Each record below is to be reproduced without any change.

── RECORDS PROVIDED

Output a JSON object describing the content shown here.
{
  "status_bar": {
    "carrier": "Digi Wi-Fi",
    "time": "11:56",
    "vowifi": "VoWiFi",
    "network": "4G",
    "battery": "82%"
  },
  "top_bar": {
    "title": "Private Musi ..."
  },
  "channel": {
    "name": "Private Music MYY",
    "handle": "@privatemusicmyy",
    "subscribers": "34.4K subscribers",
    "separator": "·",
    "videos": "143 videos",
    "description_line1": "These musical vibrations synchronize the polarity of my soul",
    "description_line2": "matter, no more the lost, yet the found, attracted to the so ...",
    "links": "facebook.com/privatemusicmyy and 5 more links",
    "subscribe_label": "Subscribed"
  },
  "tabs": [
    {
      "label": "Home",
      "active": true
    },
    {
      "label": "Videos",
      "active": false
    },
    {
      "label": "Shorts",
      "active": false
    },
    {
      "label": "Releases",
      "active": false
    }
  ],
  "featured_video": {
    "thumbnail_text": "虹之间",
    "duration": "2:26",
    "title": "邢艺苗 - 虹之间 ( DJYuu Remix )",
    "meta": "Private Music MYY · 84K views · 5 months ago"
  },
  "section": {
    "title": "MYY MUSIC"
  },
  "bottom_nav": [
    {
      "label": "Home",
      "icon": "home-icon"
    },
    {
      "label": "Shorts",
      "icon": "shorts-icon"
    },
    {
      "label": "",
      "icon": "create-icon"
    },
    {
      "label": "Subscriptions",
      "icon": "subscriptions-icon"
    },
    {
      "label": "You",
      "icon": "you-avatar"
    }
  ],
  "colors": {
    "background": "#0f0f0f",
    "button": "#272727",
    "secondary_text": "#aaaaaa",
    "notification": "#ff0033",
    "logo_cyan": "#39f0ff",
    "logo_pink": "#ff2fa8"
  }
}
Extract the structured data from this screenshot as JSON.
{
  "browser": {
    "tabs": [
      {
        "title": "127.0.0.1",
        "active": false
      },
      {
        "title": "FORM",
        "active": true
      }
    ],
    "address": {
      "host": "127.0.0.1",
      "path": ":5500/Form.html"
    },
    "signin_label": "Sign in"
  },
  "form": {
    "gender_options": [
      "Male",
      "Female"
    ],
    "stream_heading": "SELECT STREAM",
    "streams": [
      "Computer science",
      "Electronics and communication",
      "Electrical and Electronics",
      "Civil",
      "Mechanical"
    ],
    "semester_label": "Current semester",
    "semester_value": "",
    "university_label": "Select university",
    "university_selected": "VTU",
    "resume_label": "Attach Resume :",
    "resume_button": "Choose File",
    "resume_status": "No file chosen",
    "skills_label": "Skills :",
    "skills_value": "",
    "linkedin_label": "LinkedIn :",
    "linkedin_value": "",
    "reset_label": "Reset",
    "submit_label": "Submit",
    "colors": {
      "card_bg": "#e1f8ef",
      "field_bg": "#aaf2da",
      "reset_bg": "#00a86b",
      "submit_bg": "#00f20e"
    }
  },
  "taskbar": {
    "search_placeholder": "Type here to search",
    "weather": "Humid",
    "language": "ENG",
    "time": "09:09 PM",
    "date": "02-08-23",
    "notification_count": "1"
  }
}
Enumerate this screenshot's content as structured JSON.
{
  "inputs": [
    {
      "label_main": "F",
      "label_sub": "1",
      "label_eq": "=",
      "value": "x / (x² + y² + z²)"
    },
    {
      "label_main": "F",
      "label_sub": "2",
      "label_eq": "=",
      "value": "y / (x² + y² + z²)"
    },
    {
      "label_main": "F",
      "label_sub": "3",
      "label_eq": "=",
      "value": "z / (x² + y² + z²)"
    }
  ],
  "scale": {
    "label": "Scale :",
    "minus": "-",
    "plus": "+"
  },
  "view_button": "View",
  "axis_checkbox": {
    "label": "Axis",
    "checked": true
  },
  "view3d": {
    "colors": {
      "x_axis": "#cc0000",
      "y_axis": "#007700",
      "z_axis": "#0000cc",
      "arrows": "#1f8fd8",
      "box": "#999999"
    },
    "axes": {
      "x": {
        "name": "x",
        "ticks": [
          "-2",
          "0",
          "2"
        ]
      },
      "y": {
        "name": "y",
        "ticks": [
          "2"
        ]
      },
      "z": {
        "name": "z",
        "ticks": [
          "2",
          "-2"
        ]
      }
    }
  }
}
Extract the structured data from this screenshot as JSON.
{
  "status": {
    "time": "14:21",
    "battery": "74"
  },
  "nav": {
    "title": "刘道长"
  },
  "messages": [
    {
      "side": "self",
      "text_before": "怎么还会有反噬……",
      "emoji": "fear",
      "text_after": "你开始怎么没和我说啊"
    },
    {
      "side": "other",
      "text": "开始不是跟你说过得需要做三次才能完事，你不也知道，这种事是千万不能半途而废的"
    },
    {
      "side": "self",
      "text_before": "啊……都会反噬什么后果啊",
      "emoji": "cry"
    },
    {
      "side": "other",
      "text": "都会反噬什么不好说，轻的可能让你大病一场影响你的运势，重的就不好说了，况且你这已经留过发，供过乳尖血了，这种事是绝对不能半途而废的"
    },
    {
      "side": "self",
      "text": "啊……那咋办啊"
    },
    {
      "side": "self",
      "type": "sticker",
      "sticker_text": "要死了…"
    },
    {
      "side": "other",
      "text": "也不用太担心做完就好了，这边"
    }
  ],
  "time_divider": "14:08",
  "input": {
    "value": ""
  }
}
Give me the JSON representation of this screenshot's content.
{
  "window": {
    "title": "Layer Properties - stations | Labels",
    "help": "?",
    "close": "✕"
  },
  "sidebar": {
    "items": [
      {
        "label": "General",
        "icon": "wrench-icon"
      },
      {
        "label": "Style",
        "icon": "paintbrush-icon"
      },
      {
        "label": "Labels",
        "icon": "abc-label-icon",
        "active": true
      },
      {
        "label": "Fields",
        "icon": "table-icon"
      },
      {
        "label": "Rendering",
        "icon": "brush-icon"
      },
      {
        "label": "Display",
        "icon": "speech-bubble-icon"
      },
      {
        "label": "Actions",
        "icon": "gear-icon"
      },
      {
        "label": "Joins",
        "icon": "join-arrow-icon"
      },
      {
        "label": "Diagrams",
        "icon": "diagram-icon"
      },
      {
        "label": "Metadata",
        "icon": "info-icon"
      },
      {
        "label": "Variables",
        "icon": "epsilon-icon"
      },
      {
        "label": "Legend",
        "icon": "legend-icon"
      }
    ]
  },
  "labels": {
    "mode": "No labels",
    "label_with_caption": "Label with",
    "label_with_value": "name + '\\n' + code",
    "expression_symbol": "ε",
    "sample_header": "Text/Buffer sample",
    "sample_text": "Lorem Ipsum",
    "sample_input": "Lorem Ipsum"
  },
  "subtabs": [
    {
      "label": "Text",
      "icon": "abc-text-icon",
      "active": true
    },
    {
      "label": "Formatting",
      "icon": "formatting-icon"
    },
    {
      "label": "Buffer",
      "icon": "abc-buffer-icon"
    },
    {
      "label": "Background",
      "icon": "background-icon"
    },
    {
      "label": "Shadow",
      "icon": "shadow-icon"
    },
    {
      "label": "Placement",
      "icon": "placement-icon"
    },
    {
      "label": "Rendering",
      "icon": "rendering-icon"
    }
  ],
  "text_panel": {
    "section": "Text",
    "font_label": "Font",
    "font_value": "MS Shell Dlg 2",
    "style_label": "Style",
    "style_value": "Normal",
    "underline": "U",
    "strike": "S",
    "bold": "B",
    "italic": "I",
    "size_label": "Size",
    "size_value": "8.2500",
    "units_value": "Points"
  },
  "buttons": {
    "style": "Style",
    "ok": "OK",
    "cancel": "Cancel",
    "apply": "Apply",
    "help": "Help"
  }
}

────

### EXERCISE RESULT
Output a JSON object describing the content shown here.
{
  "status_bar": {
    "carrier": "Digi Wi-Fi",
    "time": "11:56",
    "vowifi": "VoWiFi",
    "network": "4G",
    "battery": "82%"
  },
  "top_bar": {
    "title": "Private Musi ..."
  },
  "channel": {
    "name": "Private Music MYY",
    "handle": "@privatemusicmyy",
    "subscribers": "34.4K subscribers",
    "separator": "·",
    "videos": "143 videos",
    "description_line1": "These musical vibrations synchronize the polarity of my soul",
    "description_line2": "matter, no more the lost, yet the found, attracted to the so ...",
    "links": "facebook.com/privatemusicmyy and 5 more links",
    "subscribe_label": "Subscribed"
  },
  "tabs": [
    {
      "label": "Home",
      "active": true
    },
    {
      "label": "Videos",
      "active": false
    },
    {
      "label": "Shorts",
      "active": false
    },
    {
      "label": "Releases",
      "active": false
    }
  ],
  "featured_video": {
    "thumbnail_text": "虹之间",
    "duration": "2:26",
    "title": "邢艺苗 - 虹之间 ( DJYuu Remix )",
    "meta": "Private Music MYY · 84K views · 5 months ago"
  },
  "section": {
    "title": "MYY MUSIC"
  },
  "bottom_nav": [
    {
      "label": "Home",
      "icon": "home-icon"
    },
    {
      "label": "Shorts",
      "icon": "shorts-icon"
    },
    {
      "label": "",
      "icon": "create-icon"
    },
    {
      "label": "Subscriptions",
      "icon": "subscriptions-icon"
    },
    {
      "label": "You",
      "icon": "you-avatar"
    }
  ],
  "colors": {
    "background": "#0f0f0f",
    "button": "#272727",
    "secondary_text": "#aaaaaa",
    "notification": "#ff0033",
    "logo_cyan": "#39f0ff",
    "logo_pink": "#ff2fa8"
  }
}
Extract the structured data from this screenshot as JSON.
{
  "browser": {
    "tabs": [
      {
        "title": "127.0.0.1",
        "active": false
      },
      {
        "title": "FORM",
        "active": true
      }
    ],
    "address": {
      "host": "127.0.0.1",
      "path": ":5500/Form.html"
    },
    "signin_label": "Sign in"
  },
  "form": {
    "gender_options": [
      "Male",
      "Female"
    ],
    "stream_heading": "SELECT STREAM",
    "streams": [
      "Computer science",
      "Electronics and communication",
      "Electrical and Electronics",
      "Civil",
      "Mechanical"
    ],
    "semester_label": "Current semester",
    "semester_value": "",
    "university_label": "Select university",
    "university_selected": "VTU",
    "resume_label": "Attach Resume :",
    "resume_button": "Choose File",
    "resume_status": "No file chosen",
    "skills_label": "Skills :",
    "skills_value": "",
    "linkedin_label": "LinkedIn :",
    "linkedin_value": "",
    "reset_label": "Reset",
    "submit_label": "Submit",
    "colors": {
      "card_bg": "#e1f8ef",
      "field_bg": "#aaf2da",
      "reset_bg": "#00a86b",
      "submit_bg": "#00f20e"
    }
  },
  "taskbar": {
    "search_placeholder": "Type here to search",
    "weather": "Humid",
    "language": "ENG",
    "time": "09:09 PM",
    "date": "02-08-23",
    "notification_count": "1"
  }
}
Enumerate this screenshot's content as structured JSON.
{
  "inputs": [
    {
      "label_main": "F",
      "label_sub": "1",
      "label_eq": "=",
      "value": "x / (x² + y² + z²)"
    },
    {
      "label_main": "F",
      "label_sub": "2",
      "label_eq": "=",
      "value": "y / (x² + y² + z²)"
    },
    {
      "label_main": "F",
      "label_sub": "3",
      "label_eq": "=",
      "value": "z / (x² + y² + z²)"
    }
  ],
  "scale": {
    "label": "Scale :",
    "minus": "-",
    "plus": "+"
  },
  "view_button": "View",
  "axis_checkbox": {
    "label": "Axis",
    "checked": true
  },
  "view3d": {
    "colors": {
      "x_axis": "#cc0000",
      "y_axis": "#007700",
      "z_axis": "#0000cc",
      "arrows": "#1f8fd8",
      "box": "#999999"
    },
    "axes": {
      "x": {
        "name": "x",
        "ticks": [
          "-2",
          "0",
          "2"
        ]
      },
      "y": {
        "name": "y",
        "ticks": [
          "2"
        ]
      },
      "z": {
        "name": "z",
        "ticks": [
          "2",
          "-2"
        ]
      }
    }
  }
}
Extract the structured data from this screenshot as JSON.
{
  "status": {
    "time": "14:21",
    "battery": "74"
  },
  "nav": {
    "title": "刘道长"
  },
  "messages": [
    {
      "side": "self",
      "text_before": "怎么还会有反噬……",
      "emoji": "fear",
      "text_after": "你开始怎么没和我说啊"
    },
    {
      "side": "other",
      "text": "开始不是跟你说过得需要做三次才能完事，你不也知道，这种事是千万不能半途而废的"
    },
    {
      "side": "self",
      "text_before": "啊……都会反噬什么后果啊",
      "emoji": "cry"
    },
    {
      "side": "other",
      "text": "都会反噬什么不好说，轻的可能让你大病一场影响你的运势，重的就不好说了，况且你这已经留过发，供过乳尖血了，这种事是绝对不能半途而废的"
    },
    {
      "side": "self",
      "text": "啊……那咋办啊"
    },
    {
      "side": "self",
      "type": "sticker",
      "sticker_text": "要死了…"
    },
    {
      "side": "other",
      "text": "也不用太担心做完就好了，这边"
    }
  ],
  "time_divider": "14:08",
  "input": {
    "value": ""
  }
}
Give me the JSON representation of this screenshot's content.
{
  "window": {
    "title": "Layer Properties - stations | Labels",
    "help": "?",
    "close": "✕"
  },
  "sidebar": {
    "items": [
      {
        "label": "General",
        "icon": "wrench-icon"
      },
      {
        "label": "Style",
        "icon": "paintbrush-icon"
      },
      {
        "label": "Labels",
        "icon": "abc-label-icon",
        "active": true
      },
      {
        "label": "Fields",
        "icon": "table-icon"
      },
      {
        "label": "Rendering",
        "icon": "brush-icon"
      },
      {
        "label": "Display",
        "icon": "speech-bubble-icon"
      },
      {
        "label": "Actions",
        "icon": "gear-icon"
      },
      {
        "label": "Joins",
        "icon": "join-arrow-icon"
      },
      {
        "label": "Diagrams",
        "icon": "diagram-icon"
      },
      {
        "label": "Metadata",
        "icon": "info-icon"
      },
      {
        "label": "Variables",
        "icon": "epsilon-icon"
      },
      {
        "label": "Legend",
        "icon": "legend-icon"
      }
    ]
  },
  "labels": {
    "mode": "No labels",
    "label_with_caption": "Label with",
    "label_with_value": "name + '\\n' + code",
    "expression_symbol": "ε",
    "sample_header": "Text/Buffer sample",
    "sample_text": "Lorem Ipsum",
    "sample_input": "Lorem Ipsum"
  },
  "subtabs": [
    {
      "label": "Text",
      "icon": "abc-text-icon",
      "active": true
    },
    {
      "label": "Formatting",
      "icon": "formatting-icon"
    },
    {
      "label": "Buffer",
      "icon": "abc-buffer-icon"
    },
    {
      "label": "Background",
      "icon": "background-icon"
    },
    {
      "label": "Shadow",
      "icon": "shadow-icon"
    },
    {
      "label": "Placement",
      "icon": "placement-icon"
    },
    {
      "label": "Rendering",
      "icon": "rendering-icon"
    }
  ],
  "text_panel": {
    "section": "Text",
    "font_label": "Font",
    "font_value": "MS Shell Dlg 2",
    "style_label": "Style",
    "style_value": "Normal",
    "underline": "U",
    "strike": "S",
    "bold": "B",
    "italic": "I",
    "size_label": "Size",
    "size_value": "8.2500",
    "units_value": "Points"
  },
  "buttons": {
    "style": "Style",
    "ok": "OK",
    "cancel": "Cancel",
    "apply": "Apply",
    "help": "Help"
  }
}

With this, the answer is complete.